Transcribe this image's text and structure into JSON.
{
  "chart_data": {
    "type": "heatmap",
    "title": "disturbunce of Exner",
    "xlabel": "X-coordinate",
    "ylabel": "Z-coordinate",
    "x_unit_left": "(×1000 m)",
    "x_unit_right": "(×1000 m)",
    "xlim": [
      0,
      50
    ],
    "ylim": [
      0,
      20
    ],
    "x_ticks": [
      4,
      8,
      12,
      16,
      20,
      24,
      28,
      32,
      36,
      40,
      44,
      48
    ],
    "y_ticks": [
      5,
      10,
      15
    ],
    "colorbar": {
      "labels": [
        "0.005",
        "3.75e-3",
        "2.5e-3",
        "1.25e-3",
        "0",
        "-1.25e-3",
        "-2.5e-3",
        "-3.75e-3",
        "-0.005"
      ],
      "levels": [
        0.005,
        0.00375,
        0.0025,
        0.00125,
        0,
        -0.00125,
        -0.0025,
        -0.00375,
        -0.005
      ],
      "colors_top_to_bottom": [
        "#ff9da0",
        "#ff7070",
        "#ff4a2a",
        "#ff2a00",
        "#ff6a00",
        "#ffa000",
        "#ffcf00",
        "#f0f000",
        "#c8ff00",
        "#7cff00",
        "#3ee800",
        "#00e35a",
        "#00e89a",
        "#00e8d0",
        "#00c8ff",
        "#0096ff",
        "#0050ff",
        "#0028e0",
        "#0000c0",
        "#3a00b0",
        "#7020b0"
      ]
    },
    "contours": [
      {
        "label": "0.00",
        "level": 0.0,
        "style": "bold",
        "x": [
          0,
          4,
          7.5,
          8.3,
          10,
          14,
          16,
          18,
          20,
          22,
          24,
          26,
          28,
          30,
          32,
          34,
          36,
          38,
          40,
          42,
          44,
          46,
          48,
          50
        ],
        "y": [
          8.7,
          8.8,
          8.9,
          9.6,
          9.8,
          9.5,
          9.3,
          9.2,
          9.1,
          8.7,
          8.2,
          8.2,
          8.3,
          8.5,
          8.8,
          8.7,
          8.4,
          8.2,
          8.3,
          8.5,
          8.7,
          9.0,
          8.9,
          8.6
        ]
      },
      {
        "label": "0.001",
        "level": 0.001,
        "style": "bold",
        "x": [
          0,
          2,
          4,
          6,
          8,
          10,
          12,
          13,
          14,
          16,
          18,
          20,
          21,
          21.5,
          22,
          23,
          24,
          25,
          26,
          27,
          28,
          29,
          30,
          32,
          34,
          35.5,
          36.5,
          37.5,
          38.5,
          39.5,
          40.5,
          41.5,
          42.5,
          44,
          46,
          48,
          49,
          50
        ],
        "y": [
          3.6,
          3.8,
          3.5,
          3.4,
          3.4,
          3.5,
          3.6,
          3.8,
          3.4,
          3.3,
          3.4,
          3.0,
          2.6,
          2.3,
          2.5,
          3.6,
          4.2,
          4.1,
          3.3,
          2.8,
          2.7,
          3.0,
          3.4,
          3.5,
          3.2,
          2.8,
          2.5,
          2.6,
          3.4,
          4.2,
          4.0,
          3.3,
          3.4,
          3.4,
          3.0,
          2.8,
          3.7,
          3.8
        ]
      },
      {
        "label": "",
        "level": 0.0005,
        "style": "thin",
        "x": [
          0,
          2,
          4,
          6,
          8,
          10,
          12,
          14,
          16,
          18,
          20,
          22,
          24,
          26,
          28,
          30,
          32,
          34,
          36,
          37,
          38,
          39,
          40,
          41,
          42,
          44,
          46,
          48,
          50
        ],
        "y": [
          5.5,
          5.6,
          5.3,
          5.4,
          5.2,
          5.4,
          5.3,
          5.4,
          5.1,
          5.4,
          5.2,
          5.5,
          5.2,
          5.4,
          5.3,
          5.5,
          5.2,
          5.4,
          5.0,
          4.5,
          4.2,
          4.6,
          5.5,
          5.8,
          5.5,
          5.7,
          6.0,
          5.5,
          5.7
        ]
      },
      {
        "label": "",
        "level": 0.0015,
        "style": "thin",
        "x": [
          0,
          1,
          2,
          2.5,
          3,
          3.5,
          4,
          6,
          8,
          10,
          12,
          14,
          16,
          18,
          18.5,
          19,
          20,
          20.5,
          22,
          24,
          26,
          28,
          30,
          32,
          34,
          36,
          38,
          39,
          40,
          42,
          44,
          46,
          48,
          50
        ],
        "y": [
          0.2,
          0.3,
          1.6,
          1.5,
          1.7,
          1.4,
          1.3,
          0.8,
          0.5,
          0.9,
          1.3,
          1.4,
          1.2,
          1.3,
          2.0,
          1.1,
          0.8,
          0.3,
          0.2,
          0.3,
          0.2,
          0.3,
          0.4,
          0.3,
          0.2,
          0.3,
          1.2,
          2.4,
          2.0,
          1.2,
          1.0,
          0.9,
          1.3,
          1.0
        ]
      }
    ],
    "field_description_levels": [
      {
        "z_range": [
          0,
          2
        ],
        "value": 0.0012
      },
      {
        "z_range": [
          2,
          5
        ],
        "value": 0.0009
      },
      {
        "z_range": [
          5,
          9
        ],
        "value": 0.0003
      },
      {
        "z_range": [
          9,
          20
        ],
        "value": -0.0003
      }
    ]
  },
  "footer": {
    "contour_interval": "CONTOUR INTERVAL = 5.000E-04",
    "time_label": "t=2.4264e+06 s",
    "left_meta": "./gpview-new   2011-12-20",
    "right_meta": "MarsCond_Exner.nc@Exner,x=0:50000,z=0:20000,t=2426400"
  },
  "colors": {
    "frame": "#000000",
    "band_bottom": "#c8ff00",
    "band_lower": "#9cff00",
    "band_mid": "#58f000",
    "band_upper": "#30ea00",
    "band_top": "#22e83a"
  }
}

--------------------------------

In the entries above, identify every line with the word "Exner". Copy those lines.

    "title": "disturbunce of Exner",
    "right_meta": "MarsCond_Exner.nc@Exner,x=0:50000,z=0:20000,t=2426400"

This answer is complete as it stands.